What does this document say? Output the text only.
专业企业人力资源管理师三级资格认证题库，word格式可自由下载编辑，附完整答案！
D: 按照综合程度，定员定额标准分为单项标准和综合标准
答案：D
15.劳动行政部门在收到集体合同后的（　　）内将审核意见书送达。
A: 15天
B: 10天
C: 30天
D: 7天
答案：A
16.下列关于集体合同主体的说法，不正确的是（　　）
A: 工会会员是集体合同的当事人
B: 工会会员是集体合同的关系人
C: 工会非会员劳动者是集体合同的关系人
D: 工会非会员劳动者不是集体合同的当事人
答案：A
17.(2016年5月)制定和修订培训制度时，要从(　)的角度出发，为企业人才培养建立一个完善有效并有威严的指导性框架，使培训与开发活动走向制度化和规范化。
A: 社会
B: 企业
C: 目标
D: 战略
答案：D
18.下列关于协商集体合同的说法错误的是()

##########

▶ STATED TASK:
Output the entries exactly.

▶ FINISHED ANSWER:
What does this document say? Output the text only.
专业企业人力资源管理师三级资格认证题库，word格式可自由下载编辑，附完整答案！
D: 按照综合程度，定员定额标准分为单项标准和综合标准
答案：D
15.劳动行政部门在收到集体合同后的（　　）内将审核意见书送达。
A: 15天
B: 10天
C: 30天
D: 7天
答案：A
16.下列关于集体合同主体的说法，不正确的是（　　）
A: 工会会员是集体合同的当事人
B: 工会会员是集体合同的关系人
C: 工会非会员劳动者是集体合同的关系人
D: 工会非会员劳动者不是集体合同的当事人
答案：A
17.(2016年5月)制定和修订培训制度时，要从(　)的角度出发，为企业人才培养建立一个完善有效并有威严的指导性框架，使培训与开发活动走向制度化和规范化。
A: 社会
B: 企业
C: 目标
D: 战略
答案：D
18.下列关于协商集体合同的说法错误的是()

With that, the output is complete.